→ **Work required**:
Transcribe exactly the lines from the one holding "What's the underlying" to the end of the data below, including both of those lines and no others.

→ **Material to process**:

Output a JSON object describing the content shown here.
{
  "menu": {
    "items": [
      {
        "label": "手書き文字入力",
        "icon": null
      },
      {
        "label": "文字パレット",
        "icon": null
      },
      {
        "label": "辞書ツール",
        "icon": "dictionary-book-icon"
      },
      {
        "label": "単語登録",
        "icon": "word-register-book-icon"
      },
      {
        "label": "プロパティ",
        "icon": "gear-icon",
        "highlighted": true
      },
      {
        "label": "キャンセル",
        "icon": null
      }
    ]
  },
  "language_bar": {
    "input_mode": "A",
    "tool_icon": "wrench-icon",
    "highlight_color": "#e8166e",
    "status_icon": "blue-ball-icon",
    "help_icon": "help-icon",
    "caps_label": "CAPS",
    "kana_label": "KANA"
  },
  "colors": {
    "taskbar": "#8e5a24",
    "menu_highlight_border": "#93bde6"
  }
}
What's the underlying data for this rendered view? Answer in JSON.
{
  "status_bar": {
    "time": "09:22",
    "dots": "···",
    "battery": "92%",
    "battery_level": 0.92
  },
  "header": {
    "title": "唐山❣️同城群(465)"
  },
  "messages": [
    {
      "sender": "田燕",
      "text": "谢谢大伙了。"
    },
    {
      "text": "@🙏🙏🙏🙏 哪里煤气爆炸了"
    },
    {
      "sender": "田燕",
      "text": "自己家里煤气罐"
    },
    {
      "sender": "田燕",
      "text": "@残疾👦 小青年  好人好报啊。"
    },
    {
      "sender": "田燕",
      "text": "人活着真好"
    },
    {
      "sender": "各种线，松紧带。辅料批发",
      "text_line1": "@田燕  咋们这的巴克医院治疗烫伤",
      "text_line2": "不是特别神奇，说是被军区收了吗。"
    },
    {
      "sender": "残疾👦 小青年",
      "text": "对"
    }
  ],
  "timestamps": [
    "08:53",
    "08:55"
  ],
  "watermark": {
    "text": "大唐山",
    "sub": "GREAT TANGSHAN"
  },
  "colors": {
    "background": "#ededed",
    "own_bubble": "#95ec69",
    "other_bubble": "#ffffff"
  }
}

→ **Task response**:
What's the underlying data for this rendered view? Answer in JSON.
{
  "status_bar": {
    "time": "09:22",
    "dots": "···",
    "battery": "92%",
    "battery_level": 0.92
  },
  "header": {
    "title": "唐山❣️同城群(465)"
  },
  "messages": [
    {
      "sender": "田燕",
      "text": "谢谢大伙了。"
    },
    {
      "text": "@🙏🙏🙏🙏 哪里煤气爆炸了"
    },
    {
      "sender": "田燕",
      "text": "自己家里煤气罐"
    },
    {
      "sender": "田燕",
      "text": "@残疾👦 小青年  好人好报啊。"
    },
    {
      "sender": "田燕",
      "text": "人活着真好"
    },
    {
      "sender": "各种线，松紧带。辅料批发",
      "text_line1": "@田燕  咋们这的巴克医院治疗烫伤",
      "text_line2": "不是特别神奇，说是被军区收了吗。"
    },
    {
      "sender": "残疾👦 小青年",
      "text": "对"
    }
  ],
  "timestamps": [
    "08:53",
    "08:55"
  ],
  "watermark": {
    "text": "大唐山",
    "sub": "GREAT TANGSHAN"
  },
  "colors": {
    "background": "#ededed",
    "own_bubble": "#95ec69",
    "other_bubble": "#ffffff"
  }
}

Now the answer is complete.